▶ **Data provided**:

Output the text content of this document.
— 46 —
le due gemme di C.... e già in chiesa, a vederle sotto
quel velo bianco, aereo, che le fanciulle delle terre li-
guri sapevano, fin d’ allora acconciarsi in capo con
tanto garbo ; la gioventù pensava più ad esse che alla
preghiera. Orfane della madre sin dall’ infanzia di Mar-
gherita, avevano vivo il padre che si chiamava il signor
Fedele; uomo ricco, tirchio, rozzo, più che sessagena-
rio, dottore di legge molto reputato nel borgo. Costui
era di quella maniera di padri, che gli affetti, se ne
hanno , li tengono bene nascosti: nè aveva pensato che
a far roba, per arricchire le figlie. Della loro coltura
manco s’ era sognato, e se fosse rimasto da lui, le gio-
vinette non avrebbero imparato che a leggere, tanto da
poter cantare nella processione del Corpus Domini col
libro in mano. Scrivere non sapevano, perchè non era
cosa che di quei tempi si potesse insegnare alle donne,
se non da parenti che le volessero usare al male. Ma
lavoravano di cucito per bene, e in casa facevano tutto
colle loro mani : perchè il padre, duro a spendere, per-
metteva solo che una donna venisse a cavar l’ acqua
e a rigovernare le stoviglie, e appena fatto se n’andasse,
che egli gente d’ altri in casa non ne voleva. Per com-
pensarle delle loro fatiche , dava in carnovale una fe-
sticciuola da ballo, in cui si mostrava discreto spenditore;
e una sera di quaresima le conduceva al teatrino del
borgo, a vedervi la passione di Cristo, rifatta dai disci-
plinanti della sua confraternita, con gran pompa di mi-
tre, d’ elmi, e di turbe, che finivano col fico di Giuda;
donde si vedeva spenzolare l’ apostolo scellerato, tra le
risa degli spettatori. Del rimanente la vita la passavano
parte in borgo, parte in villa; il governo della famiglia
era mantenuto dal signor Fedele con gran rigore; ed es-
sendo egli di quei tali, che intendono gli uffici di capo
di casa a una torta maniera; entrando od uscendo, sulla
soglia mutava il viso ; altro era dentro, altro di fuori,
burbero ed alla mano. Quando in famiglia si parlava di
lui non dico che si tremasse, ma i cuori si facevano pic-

▶ **Short problem**:
Write out the material from the first line to the last, exactly.

▶ **Response to this task**:
Output the text content of this document.
— 46 —
le due gemme di C.... e già in chiesa, a vederle sotto
quel velo bianco, aereo, che le fanciulle delle terre li-
guri sapevano, fin d’ allora acconciarsi in capo con
tanto garbo ; la gioventù pensava più ad esse che alla
preghiera. Orfane della madre sin dall’ infanzia di Mar-
gherita, avevano vivo il padre che si chiamava il signor
Fedele; uomo ricco, tirchio, rozzo, più che sessagena-
rio, dottore di legge molto reputato nel borgo. Costui
era di quella maniera di padri, che gli affetti, se ne
hanno , li tengono bene nascosti: nè aveva pensato che
a far roba, per arricchire le figlie. Della loro coltura
manco s’ era sognato, e se fosse rimasto da lui, le gio-
vinette non avrebbero imparato che a leggere, tanto da
poter cantare nella processione del Corpus Domini col
libro in mano. Scrivere non sapevano, perchè non era
cosa che di quei tempi si potesse insegnare alle donne,
se non da parenti che le volessero usare al male. Ma
lavoravano di cucito per bene, e in casa facevano tutto
colle loro mani : perchè il padre, duro a spendere, per-
metteva solo che una donna venisse a cavar l’ acqua
e a rigovernare le stoviglie, e appena fatto se n’andasse,
che egli gente d’ altri in casa non ne voleva. Per com-
pensarle delle loro fatiche , dava in carnovale una fe-
sticciuola da ballo, in cui si mostrava discreto spenditore;
e una sera di quaresima le conduceva al teatrino del
borgo, a vedervi la passione di Cristo, rifatta dai disci-
plinanti della sua confraternita, con gran pompa di mi-
tre, d’ elmi, e di turbe, che finivano col fico di Giuda;
donde si vedeva spenzolare l’ apostolo scellerato, tra le
risa degli spettatori. Del rimanente la vita la passavano
parte in borgo, parte in villa; il governo della famiglia
era mantenuto dal signor Fedele con gran rigore; ed es-
sendo egli di quei tali, che intendono gli uffici di capo
di casa a una torta maniera; entrando od uscendo, sulla
soglia mutava il viso ; altro era dentro, altro di fuori,
burbero ed alla mano. Quando in famiglia si parlava di
lui non dico che si tremasse, ma i cuori si facevano pic-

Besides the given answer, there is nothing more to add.